**WHAT YOU HAVE TO DO**: Work out how many lines contain "graph". Reply with the count alone.

◇ ◇ ◇ ◇

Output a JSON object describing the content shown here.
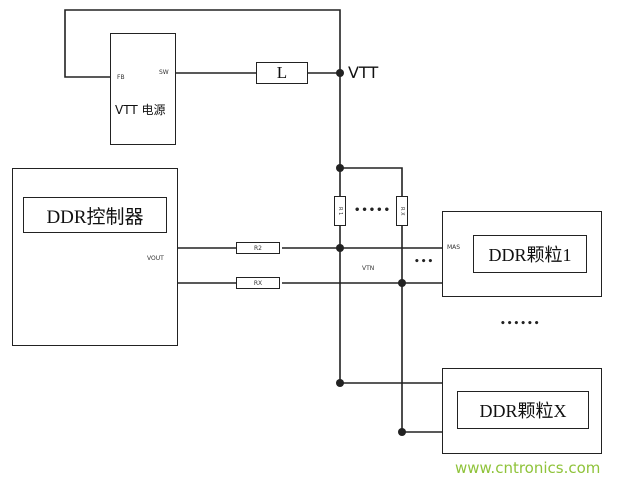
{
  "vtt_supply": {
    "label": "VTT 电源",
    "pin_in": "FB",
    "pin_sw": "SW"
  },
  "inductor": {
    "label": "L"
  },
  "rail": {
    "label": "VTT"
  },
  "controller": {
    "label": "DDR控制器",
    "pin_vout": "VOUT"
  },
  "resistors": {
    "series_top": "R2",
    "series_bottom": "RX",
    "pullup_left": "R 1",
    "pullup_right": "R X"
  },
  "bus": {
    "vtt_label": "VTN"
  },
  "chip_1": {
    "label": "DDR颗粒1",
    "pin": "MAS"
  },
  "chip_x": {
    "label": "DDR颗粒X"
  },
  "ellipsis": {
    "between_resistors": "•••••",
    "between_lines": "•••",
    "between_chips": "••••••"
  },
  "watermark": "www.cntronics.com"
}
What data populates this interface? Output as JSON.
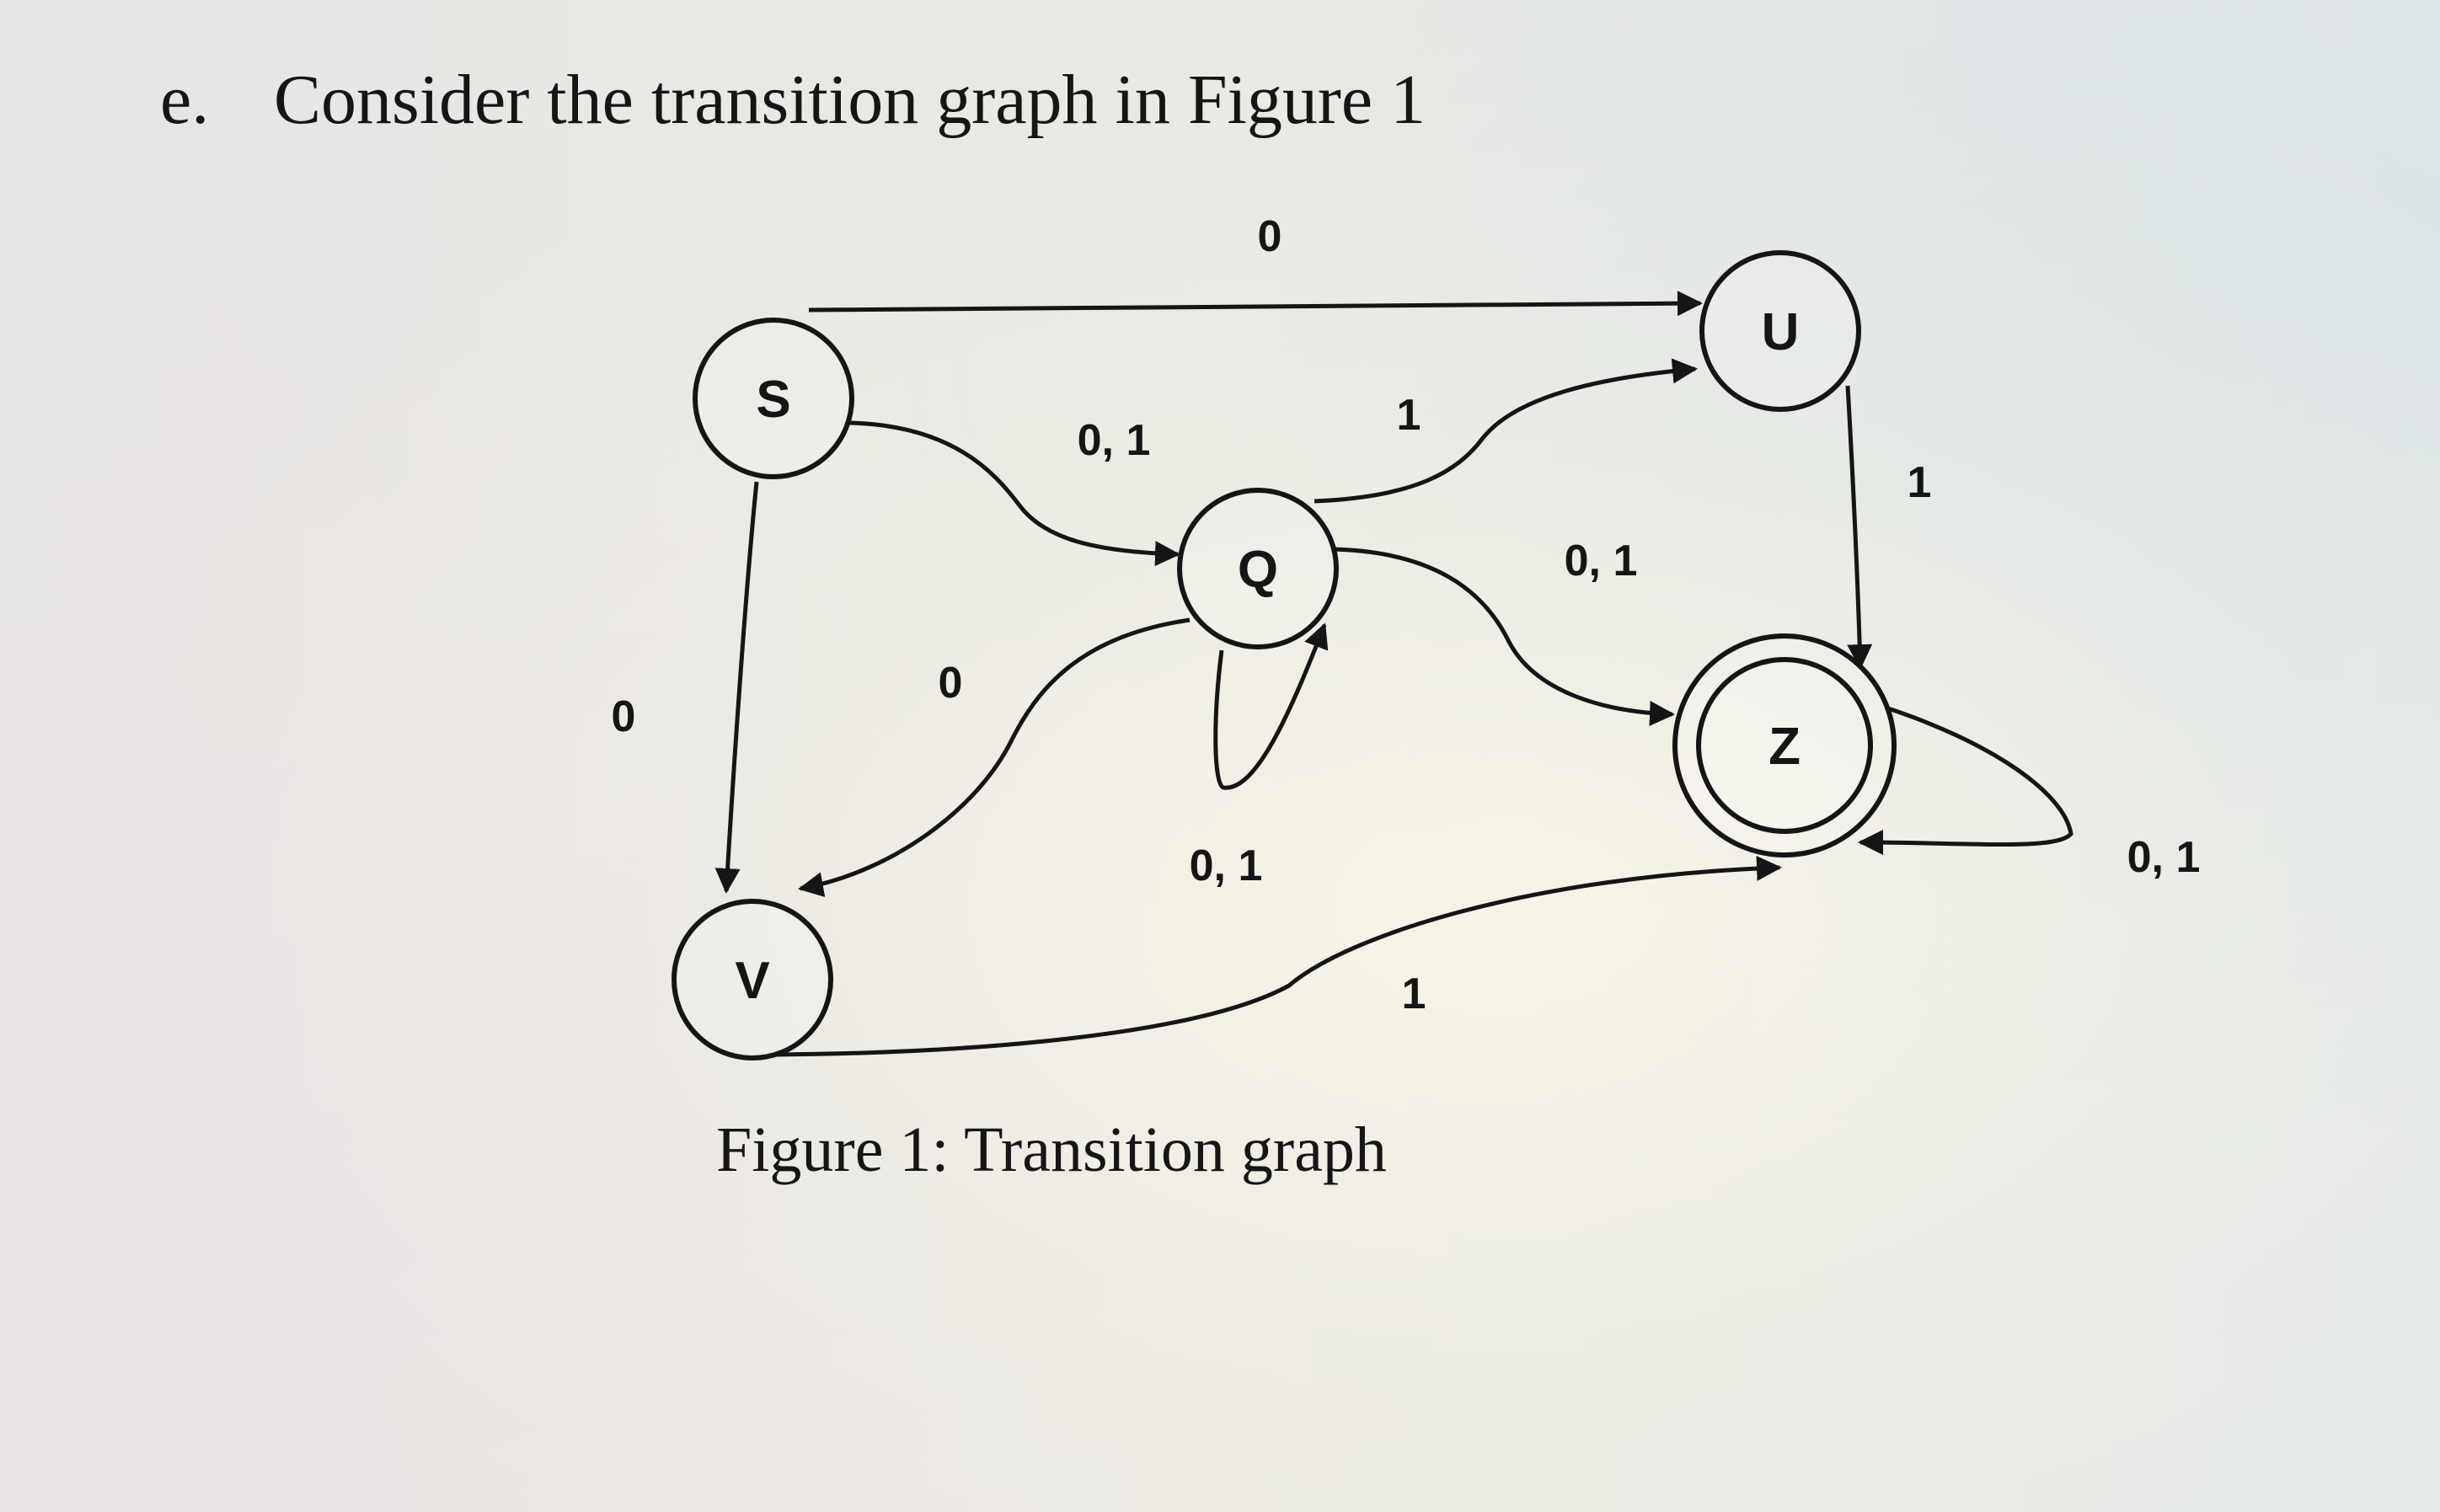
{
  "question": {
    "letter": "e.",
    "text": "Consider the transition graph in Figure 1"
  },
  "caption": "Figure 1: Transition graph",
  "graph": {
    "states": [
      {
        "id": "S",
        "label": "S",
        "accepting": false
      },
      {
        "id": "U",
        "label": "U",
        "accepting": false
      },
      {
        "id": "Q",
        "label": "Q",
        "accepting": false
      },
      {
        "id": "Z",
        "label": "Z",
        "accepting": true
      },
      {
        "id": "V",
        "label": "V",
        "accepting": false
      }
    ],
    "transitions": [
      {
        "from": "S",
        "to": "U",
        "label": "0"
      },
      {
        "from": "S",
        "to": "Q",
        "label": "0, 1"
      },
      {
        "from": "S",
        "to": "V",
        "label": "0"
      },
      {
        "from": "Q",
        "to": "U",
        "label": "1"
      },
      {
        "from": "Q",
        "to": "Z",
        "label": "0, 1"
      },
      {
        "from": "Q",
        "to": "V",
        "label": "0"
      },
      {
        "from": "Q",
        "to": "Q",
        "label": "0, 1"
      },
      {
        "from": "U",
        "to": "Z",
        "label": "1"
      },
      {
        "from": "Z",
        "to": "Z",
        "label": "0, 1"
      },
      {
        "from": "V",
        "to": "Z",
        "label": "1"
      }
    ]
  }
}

◇ ◇ ◇ ◇

**EXPECTED ANSWER**: 3